(Figure data in JSON)
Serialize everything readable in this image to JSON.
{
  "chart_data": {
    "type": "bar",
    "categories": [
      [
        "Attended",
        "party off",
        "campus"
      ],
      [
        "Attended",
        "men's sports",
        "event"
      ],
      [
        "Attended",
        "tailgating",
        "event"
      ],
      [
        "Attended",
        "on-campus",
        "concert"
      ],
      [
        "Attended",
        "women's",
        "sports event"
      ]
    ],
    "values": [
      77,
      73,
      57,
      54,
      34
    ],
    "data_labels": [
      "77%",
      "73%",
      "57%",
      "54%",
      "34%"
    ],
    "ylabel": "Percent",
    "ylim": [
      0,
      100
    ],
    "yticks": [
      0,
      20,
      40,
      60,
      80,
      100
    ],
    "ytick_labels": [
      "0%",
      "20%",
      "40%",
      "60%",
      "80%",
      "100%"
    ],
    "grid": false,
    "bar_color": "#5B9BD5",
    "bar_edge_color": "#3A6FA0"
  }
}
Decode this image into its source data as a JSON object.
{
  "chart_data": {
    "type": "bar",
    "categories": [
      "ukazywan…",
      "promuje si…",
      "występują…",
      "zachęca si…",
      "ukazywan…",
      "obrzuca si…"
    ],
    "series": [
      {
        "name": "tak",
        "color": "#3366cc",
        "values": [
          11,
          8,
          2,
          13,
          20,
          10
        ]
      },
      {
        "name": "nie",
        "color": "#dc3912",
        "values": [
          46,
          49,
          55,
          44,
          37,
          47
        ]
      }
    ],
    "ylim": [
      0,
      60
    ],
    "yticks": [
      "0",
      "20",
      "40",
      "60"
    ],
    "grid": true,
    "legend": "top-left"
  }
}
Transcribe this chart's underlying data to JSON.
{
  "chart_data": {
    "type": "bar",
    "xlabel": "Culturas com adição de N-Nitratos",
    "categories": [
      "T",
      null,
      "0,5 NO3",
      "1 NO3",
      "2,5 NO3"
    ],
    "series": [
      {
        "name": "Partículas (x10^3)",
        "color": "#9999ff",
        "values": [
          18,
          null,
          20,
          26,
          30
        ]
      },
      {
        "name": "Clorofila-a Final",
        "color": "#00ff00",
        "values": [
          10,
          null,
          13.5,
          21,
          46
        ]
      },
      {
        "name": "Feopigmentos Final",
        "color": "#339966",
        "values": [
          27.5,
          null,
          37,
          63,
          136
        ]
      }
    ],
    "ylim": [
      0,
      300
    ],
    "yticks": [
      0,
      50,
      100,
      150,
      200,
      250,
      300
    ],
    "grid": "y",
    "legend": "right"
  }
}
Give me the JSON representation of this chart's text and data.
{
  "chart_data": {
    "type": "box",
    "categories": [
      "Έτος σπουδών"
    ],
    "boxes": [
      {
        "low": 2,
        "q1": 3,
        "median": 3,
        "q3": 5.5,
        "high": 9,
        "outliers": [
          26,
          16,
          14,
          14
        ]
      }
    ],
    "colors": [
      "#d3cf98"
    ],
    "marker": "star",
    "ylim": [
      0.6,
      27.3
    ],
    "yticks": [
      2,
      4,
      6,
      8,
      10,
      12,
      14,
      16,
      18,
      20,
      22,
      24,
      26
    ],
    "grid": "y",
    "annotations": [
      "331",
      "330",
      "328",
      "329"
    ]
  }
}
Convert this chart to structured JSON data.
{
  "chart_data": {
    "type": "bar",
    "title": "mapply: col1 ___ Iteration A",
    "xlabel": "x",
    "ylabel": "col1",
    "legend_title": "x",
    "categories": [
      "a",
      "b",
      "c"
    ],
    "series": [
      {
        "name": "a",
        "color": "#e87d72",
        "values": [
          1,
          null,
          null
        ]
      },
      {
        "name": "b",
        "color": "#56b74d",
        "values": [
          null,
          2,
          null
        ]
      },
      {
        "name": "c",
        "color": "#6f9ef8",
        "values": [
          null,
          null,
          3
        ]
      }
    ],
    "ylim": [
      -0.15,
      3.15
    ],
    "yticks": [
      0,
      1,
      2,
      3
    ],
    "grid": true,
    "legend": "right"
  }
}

• _What you need to do_:
Transcribe all of the entries without altering anything.

• _Exercise solution_:
Serialize everything readable in this image to JSON.
{
  "chart_data": {
    "type": "bar",
    "categories": [
      [
        "Attended",
        "party off",
        "campus"
      ],
      [
        "Attended",
        "men's sports",
        "event"
      ],
      [
        "Attended",
        "tailgating",
        "event"
      ],
      [
        "Attended",
        "on-campus",
        "concert"
      ],
      [
        "Attended",
        "women's",
        "sports event"
      ]
    ],
    "values": [
      77,
      73,
      57,
      54,
      34
    ],
    "data_labels": [
      "77%",
      "73%",
      "57%",
      "54%",
      "34%"
    ],
    "ylabel": "Percent",
    "ylim": [
      0,
      100
    ],
    "yticks": [
      0,
      20,
      40,
      60,
      80,
      100
    ],
    "ytick_labels": [
      "0%",
      "20%",
      "40%",
      "60%",
      "80%",
      "100%"
    ],
    "grid": false,
    "bar_color": "#5B9BD5",
    "bar_edge_color": "#3A6FA0"
  }
}
Decode this image into its source data as a JSON object.
{
  "chart_data": {
    "type": "bar",
    "categories": [
      "ukazywan…",
      "promuje si…",
      "występują…",
      "zachęca si…",
      "ukazywan…",
      "obrzuca si…"
    ],
    "series": [
      {
        "name": "tak",
        "color": "#3366cc",
        "values": [
          11,
          8,
          2,
          13,
          20,
          10
        ]
      },
      {
        "name": "nie",
        "color": "#dc3912",
        "values": [
          46,
          49,
          55,
          44,
          37,
          47
        ]
      }
    ],
    "ylim": [
      0,
      60
    ],
    "yticks": [
      "0",
      "20",
      "40",
      "60"
    ],
    "grid": true,
    "legend": "top-left"
  }
}
Transcribe this chart's underlying data to JSON.
{
  "chart_data": {
    "type": "bar",
    "xlabel": "Culturas com adição de N-Nitratos",
    "categories": [
      "T",
      null,
      "0,5 NO3",
      "1 NO3",
      "2,5 NO3"
    ],
    "series": [
      {
        "name": "Partículas (x10^3)",
        "color": "#9999ff",
        "values": [
          18,
          null,
          20,
          26,
          30
        ]
      },
      {
        "name": "Clorofila-a Final",
        "color": "#00ff00",
        "values": [
          10,
          null,
          13.5,
          21,
          46
        ]
      },
      {
        "name": "Feopigmentos Final",
        "color": "#339966",
        "values": [
          27.5,
          null,
          37,
          63,
          136
        ]
      }
    ],
    "ylim": [
      0,
      300
    ],
    "yticks": [
      0,
      50,
      100,
      150,
      200,
      250,
      300
    ],
    "grid": "y",
    "legend": "right"
  }
}
Give me the JSON representation of this chart's text and data.
{
  "chart_data": {
    "type": "box",
    "categories": [
      "Έτος σπουδών"
    ],
    "boxes": [
      {
        "low": 2,
        "q1": 3,
        "median": 3,
        "q3": 5.5,
        "high": 9,
        "outliers": [
          26,
          16,
          14,
          14
        ]
      }
    ],
    "colors": [
      "#d3cf98"
    ],
    "marker": "star",
    "ylim": [
      0.6,
      27.3
    ],
    "yticks": [
      2,
      4,
      6,
      8,
      10,
      12,
      14,
      16,
      18,
      20,
      22,
      24,
      26
    ],
    "grid": "y",
    "annotations": [
      "331",
      "330",
      "328",
      "329"
    ]
  }
}
Convert this chart to structured JSON data.
{
  "chart_data": {
    "type": "bar",
    "title": "mapply: col1 ___ Iteration A",
    "xlabel": "x",
    "ylabel": "col1",
    "legend_title": "x",
    "categories": [
      "a",
      "b",
      "c"
    ],
    "series": [
      {
        "name": "a",
        "color": "#e87d72",
        "values": [
          1,
          null,
          null
        ]
      },
      {
        "name": "b",
        "color": "#56b74d",
        "values": [
          null,
          2,
          null
        ]
      },
      {
        "name": "c",
        "color": "#6f9ef8",
        "values": [
          null,
          null,
          3
        ]
      }
    ],
    "ylim": [
      -0.15,
      3.15
    ],
    "yticks": [
      0,
      1,
      2,
      3
    ],
    "grid": true,
    "legend": "right"
  }
}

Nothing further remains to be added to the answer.